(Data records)
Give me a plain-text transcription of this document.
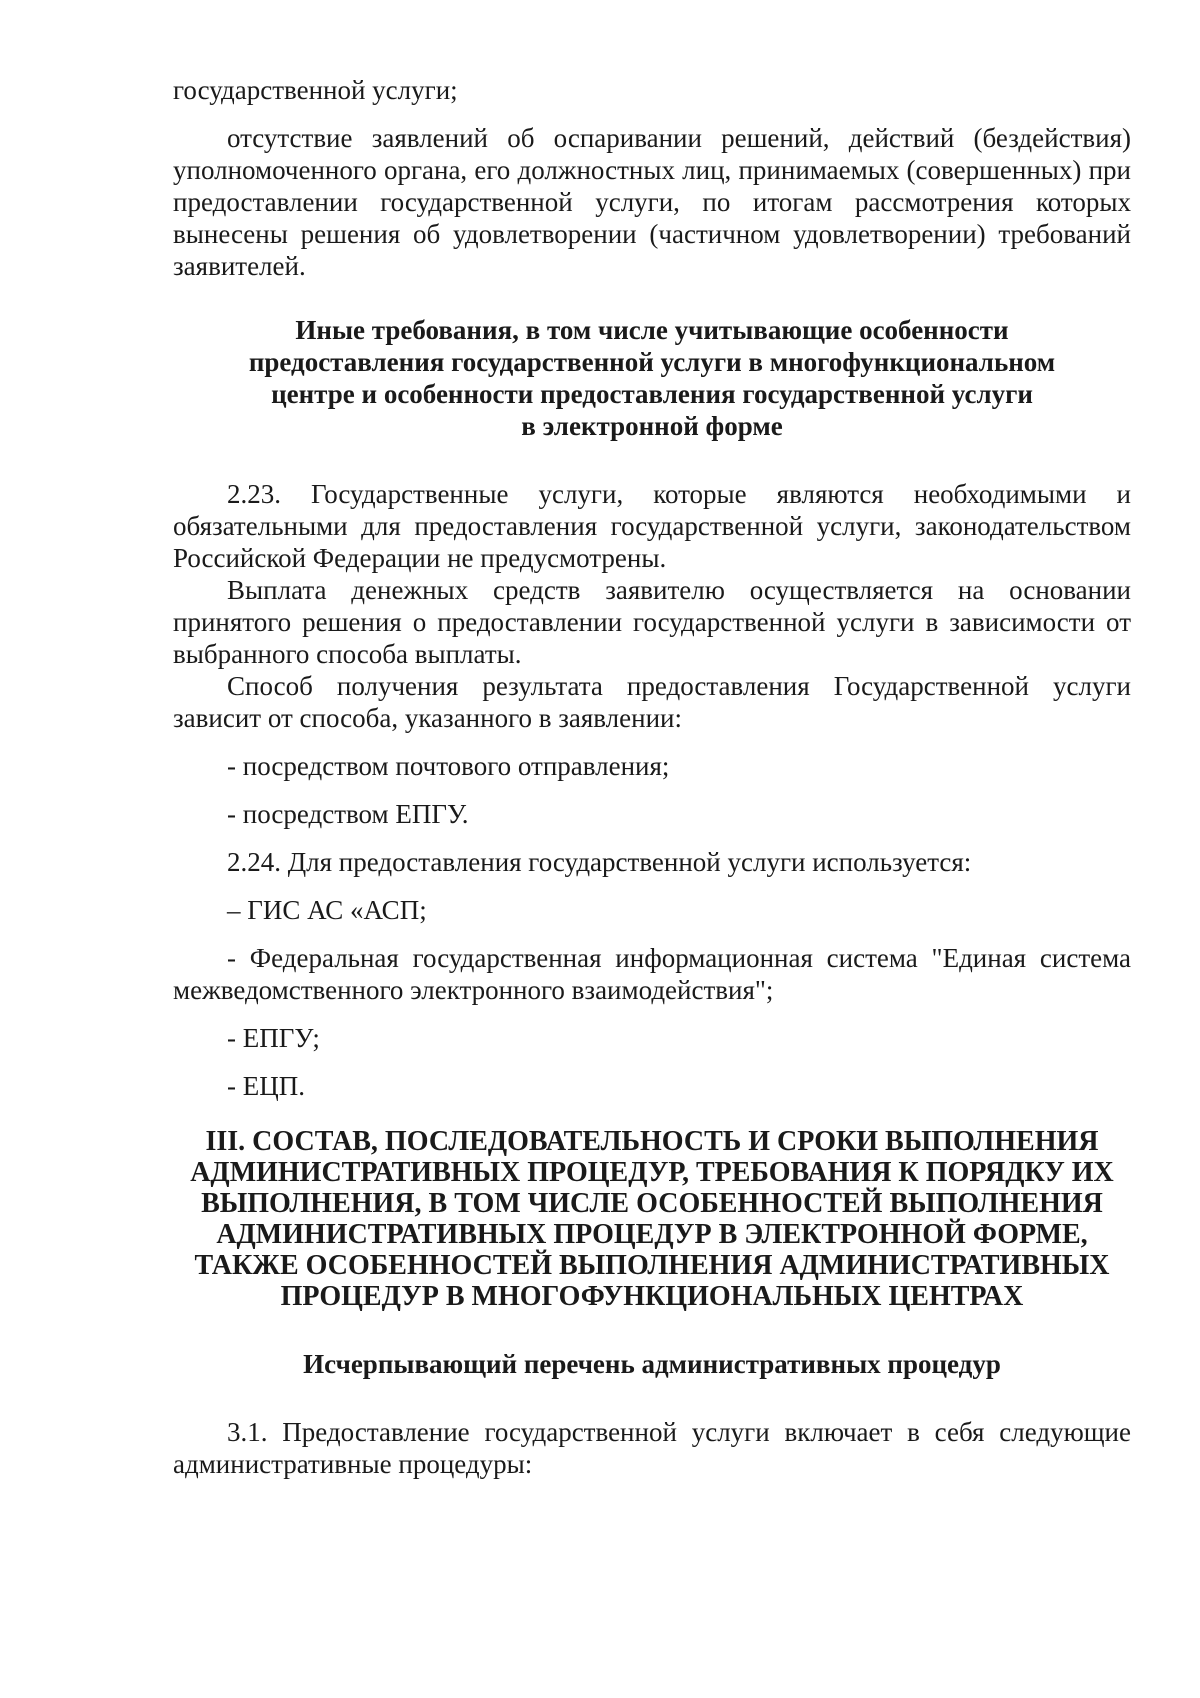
государственной услуги;

отсутствие заявлений об оспаривании решений, действий (бездействия) уполномоченного органа, его должностных лиц, принимаемых (совершенных) при предоставлении государственной услуги, по итогам рассмотрения которых вынесены решения об удовлетворении (частичном удовлетворении) требований заявителей.

Иные требования, в том числе учитывающие особенности
предоставления государственной услуги в многофункциональном
центре и особенности предоставления государственной услуги
в электронной форме

2.23. Государственные услуги, которые являются необходимыми и обязательными для предоставления государственной услуги, законодательством Российской Федерации не предусмотрены.

Выплата денежных средств заявителю осуществляется на основании принятого решения о предоставлении государственной услуги в зависимости от выбранного способа выплаты.

Способ получения результата предоставления Государственной услуги зависит от способа, указанного в заявлении:

- посредством почтового отправления;

- посредством ЕПГУ.

2.24. Для предоставления государственной услуги используется:

– ГИС АС «АСП;

- Федеральная государственная информационная система "Единая система межведомственного электронного взаимодействия";

- ЕПГУ;

- ЕЦП.

III. СОСТАВ, ПОСЛЕДОВАТЕЛЬНОСТЬ И СРОКИ ВЫПОЛНЕНИЯ
АДМИНИСТРАТИВНЫХ ПРОЦЕДУР, ТРЕБОВАНИЯ К ПОРЯДКУ ИХ
ВЫПОЛНЕНИЯ, В ТОМ ЧИСЛЕ ОСОБЕННОСТЕЙ ВЫПОЛНЕНИЯ
АДМИНИСТРАТИВНЫХ ПРОЦЕДУР В ЭЛЕКТРОННОЙ ФОРМЕ,
ТАКЖЕ ОСОБЕННОСТЕЙ ВЫПОЛНЕНИЯ АДМИНИСТРАТИВНЫХ
ПРОЦЕДУР В МНОГОФУНКЦИОНАЛЬНЫХ ЦЕНТРАХ
Исчерпывающий перечень административных процедур

3.1. Предоставление государственной услуги включает в себя следующие административные процедуры:
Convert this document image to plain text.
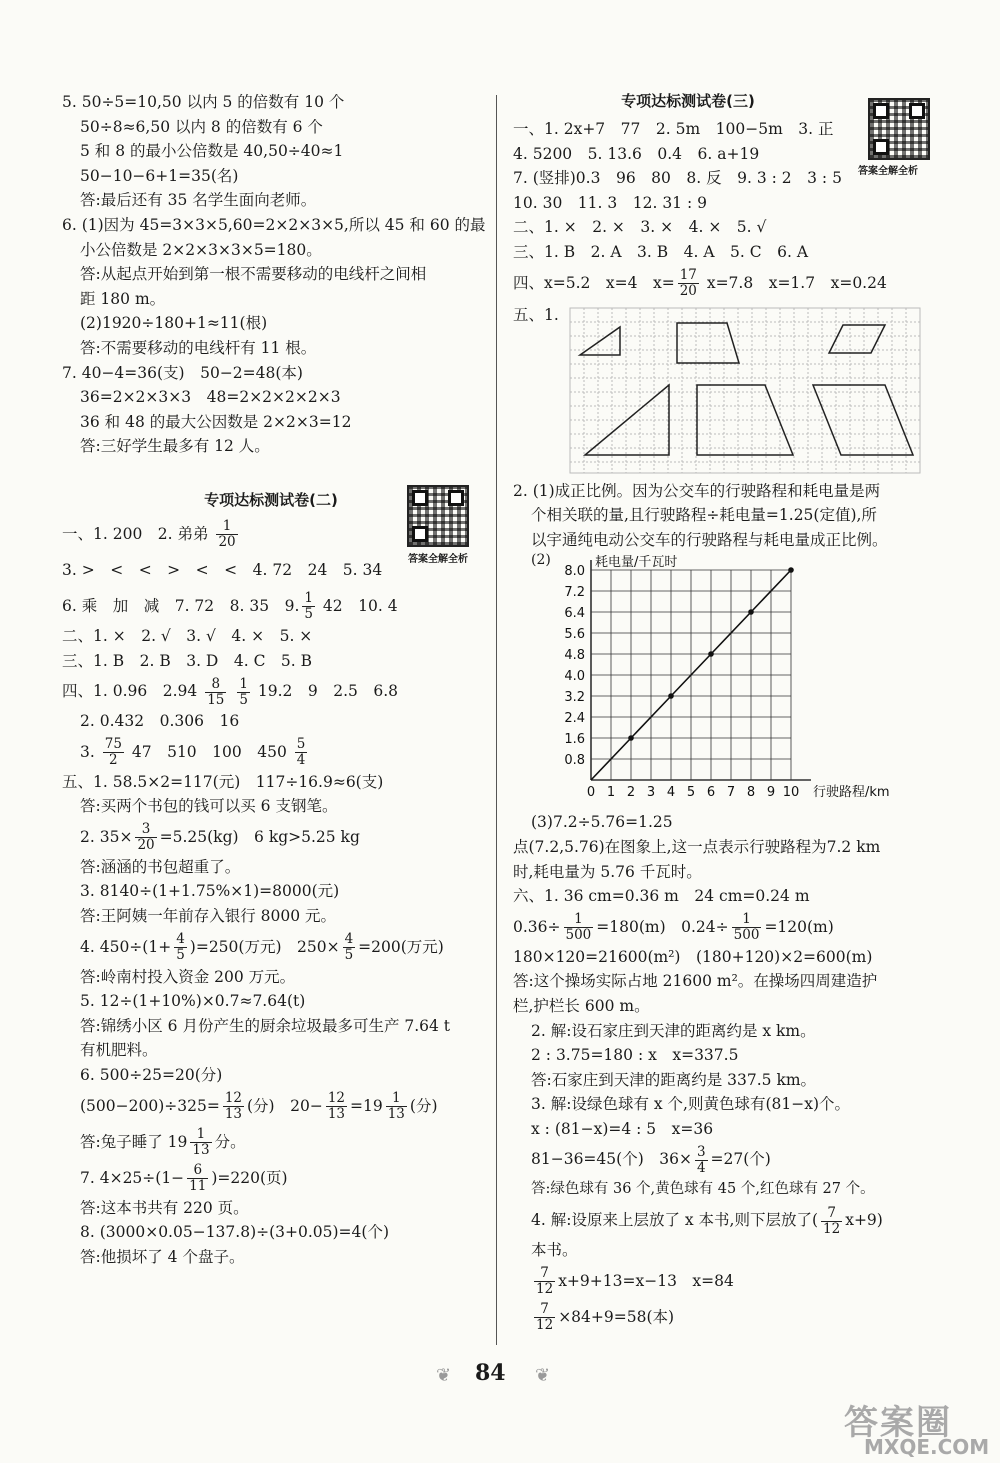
5. 50÷5=10,50 以内 5 的倍数有 10 个
50÷8≈6,50 以内 8 的倍数有 6 个
5 和 8 的最小公倍数是 40,50÷40≈1
50−10−6+1=35(名)
答:最后还有 35 名学生面向老师。
6. (1)因为 45=3×3×5,60=2×2×3×5,所以 45 和 60 的最
小公倍数是 2×2×3×3×5=180。
答:从起点开始到第一根不需要移动的电线杆之间相
距 180 m。
(2)1920÷180+1≈11(根)
答:不需要移动的电线杆有 11 根。
7. 40−4=36(支)　50−2=48(本)
36=2×2×3×3　48=2×2×2×2×3
36 和 48 的最大公因数是 2×2×3=12
答:三好学生最多有 12 人。
专项达标测试卷(二)
答案全解全析
一、1. 200　2. 弟弟 $\frac{1}{20}$
3. >　<　<　>　<　<　4. 72　24　5. 34
6. 乘　加　减　7. 72　8. 35　9. $\frac{1}{5} 42$　10. 4
二、1. ×　2. √　3. √　4. ×　5. ×
三、1. B　2. B　3. D　4. C　5. B
四、1. 0.96　$2.94 \frac{8}{15}$
$\frac{1}{5} 19.2$　9　2.5　6.8
2. 0.432　0.306　16
3. $\frac{75}{2} 47$　510　100　$450 \frac{5}{4}$
五、1. 58.5×2=117(元)　117÷16.9≈6(支)
答:买两个书包的钱可以买 6 支钢笔。
2. $35\times \frac{3}{20} =5.25(kg)$　6 kg>5.25 kg
答:涵涵的书包超重了。
3. 8140÷(1+1.75%×1)=8000(元)
答:王阿姨一年前存入银行 8000 元。
4. $450\div(1+ \frac{4}{5} )=250$(万元)　$250\times \frac{4}{5} =200$(万元)
答:岭南村投入资金 200 万元。
5. 12÷(1+10%)×0.7≈7.64(t)
答:锦绣小区 6 月份产生的厨余垃圾最多可生产 7.64 t
有机肥料。
6. 500÷25=20(分)
$(500-200)\div 325= \frac{12}{13}$ (分)　$20- \frac{12}{13} =19 \frac{1}{13}$ (分)
答:兔子睡了 $19 \frac{1}{13}$ 分。
7. $4\times 25\div(1- \frac{6}{11} )=220$(页)
答:这本书共有 220 页。
8. (3000×0.05−137.8)÷(3+0.05)=4(个)
答:他损坏了 4 个盘子。
专项达标测试卷(三)
答案全解全析
一、1. 2x+7　77　2. 5m　100−5m　3. 正
4. 5200　5. 13.6　0.4　6. a+19
7. (竖排)0.3　96　80　8. 反　9. 3 : 2　3 : 5
10. 30　11. 3　12. 31 : 9
二、1. ×　2. ×　3. ×　4. ×　5. √
三、1. B　2. A　3. B　4. A　5. C　6. A
四、x=5.2　x=4　$x= \frac{17}{20} x=7.8$　x=1.7　x=0.24
五、1.
2. (1)成正比例。因为公交车的行驶路程和耗电量是两
个相关联的量,且行驶路程÷耗电量=1.25(定值),所
以宇通纯电动公交车的行驶路程与耗电量成正比例。
(2)
0 1 2 3 4 5 6 7 8 9 10
0.8
1.6
2.4
3.2
4.0
4.8
5.6
6.4
7.2
8.0
行驶路程/km
耗电量/千瓦时
(3)7.2÷5.76=1.25
点(7.2,5.76)在图象上,这一点表示行驶路程为7.2 km
时,耗电量为 5.76 千瓦时。
六、1. 36 cm=0.36 m　24 cm=0.24 m
$0.36\div \frac{1}{500} =180(m)$　$0.24\div \frac{1}{500} =120(m)$
180×120=21600(m²)　(180+120)×2=600(m)
答:这个操场实际占地 21600 m²。在操场四周建造护
栏,护栏长 600 m。
2. 解:设石家庄到天津的距离约是 x km。
2 : 3.75=180 : x　x=337.5
答:石家庄到天津的距离约是 337.5 km。
3. 解:设绿色球有 x 个,则黄色球有(81−x)个。
x : (81−x)=4 : 5　x=36
81−36=45(个)　$36\times \frac{3}{4} =27$(个)
答:绿色球有 36 个,黄色球有 45 个,红色球有 27 个。
4. 解:设原来上层放了 x 本书,则下层放了( $\frac{7}{12} x+9$)
本书。
$\frac{7}{12} x+9+13=x-13$　x=84
$\frac{7}{12} \times 84+9=58$(本)
❦ 84 ❦
答案圈
MXQE.COM
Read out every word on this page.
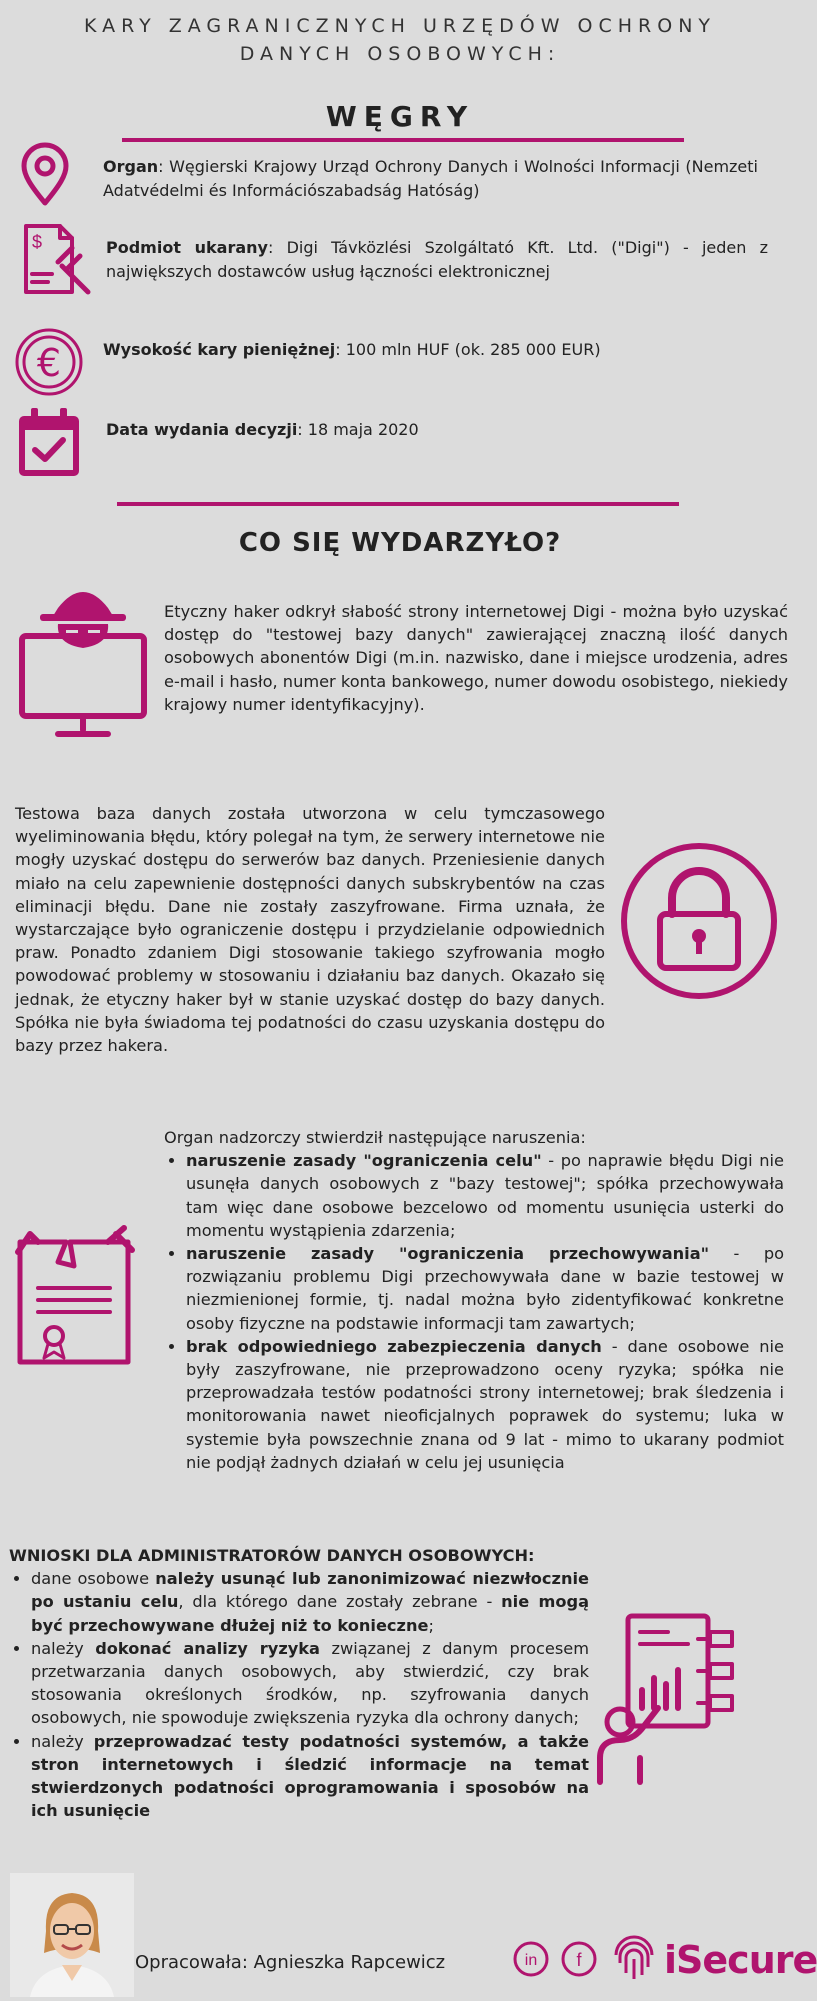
KARY ZAGRANICZNYCH URZĘDÓW OCHRONY
DANYCH OSOBOWYCH:
WĘGRY
Organ: Węgierski Krajowy Urząd Ochrony Danych i Wolności Informacji (Nemzeti Adatvédelmi és Információszabadság Hatóság)
$	Podmiot ukarany: Digi Távközlési Szolgáltató Kft. Ltd. ("Digi") - jeden z największych dostawców usług łączności elektronicznej
€	Wysokość kary pieniężnej: 100 mln HUF (ok. 285 000 EUR)
Data wydania decyzji: 18 maja 2020
CO SIĘ WYDARZYŁO?
Etyczny haker odkrył słabość strony internetowej Digi - można było uzyskać dostęp do "testowej bazy danych" zawierającej znaczną ilość danych osobowych abonentów Digi (m.in. nazwisko, dane i miejsce urodzenia, adres e-mail i hasło, numer konta bankowego, numer dowodu osobistego, niekiedy krajowy numer identyfikacyjny).
Testowa baza danych została utworzona w celu tymczasowego wyeliminowania błędu, który polegał na tym, że serwery internetowe nie mogły uzyskać dostępu do serwerów baz danych. Przeniesienie danych miało na celu zapewnienie dostępności danych subskrybentów na czas eliminacji błędu. Dane nie zostały zaszyfrowane. Firma uznała, że wystarczające było ograniczenie dostępu i przydzielanie odpowiednich praw. Ponadto zdaniem Digi stosowanie takiego szyfrowania mogło powodować problemy w stosowaniu i działaniu baz danych. Okazało się jednak, że etyczny haker był w stanie uzyskać dostęp do bazy danych. Spółka nie była świadoma tej podatności do czasu uzyskania dostępu do bazy przez hakera.
Organ nadzorczy stwierdził następujące naruszenia:
• naruszenie zasady "ograniczenia celu" - po naprawie błędu Digi nie usunęła danych osobowych z "bazy testowej"; spółka przechowywała tam więc dane osobowe bezcelowo od momentu usunięcia usterki do momentu wystąpienia zdarzenia;
• naruszenie zasady "ograniczenia przechowywania" - po rozwiązaniu problemu Digi przechowywała dane w bazie testowej w niezmienionej formie, tj. nadal można było zidentyfikować konkretne osoby fizyczne na podstawie informacji tam zawartych;
• brak odpowiedniego zabezpieczenia danych - dane osobowe nie były zaszyfrowane, nie przeprowadzono oceny ryzyka; spółka nie przeprowadzała testów podatności strony internetowej; brak śledzenia i monitorowania nawet nieoficjalnych poprawek do systemu; luka w systemie była powszechnie znana od 9 lat - mimo to ukarany podmiot nie podjął żadnych działań w celu jej usunięcia
WNIOSKI DLA ADMINISTRATORÓW DANYCH OSOBOWYCH:
• dane osobowe należy usunąć lub zanonimizować niezwłocznie po ustaniu celu, dla którego dane zostały zebrane - nie mogą być przechowywane dłużej niż to konieczne;
• należy dokonać analizy ryzyka związanej z danym procesem przetwarzania danych osobowych, aby stwierdzić, czy brak stosowania określonych środków, np. szyfrowania danych osobowych, nie spowoduje zwiększenia ryzyka dla ochrony danych;
• należy przeprowadzać testy podatności systemów, a także stron internetowych i śledzić informacje na temat stwierdzonych podatności oprogramowania i sposobów na ich usunięcie
Opracowała: Agnieszka Rapcewicz	in f iSecure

▶ [WHAT IS BEING ASKED]:
Look through the entries above. Extract each line with the word "document".

▶ [FINISHED EXERCISE]:
Give me a plain-text transcription of this document.
Convert this document image to plain text.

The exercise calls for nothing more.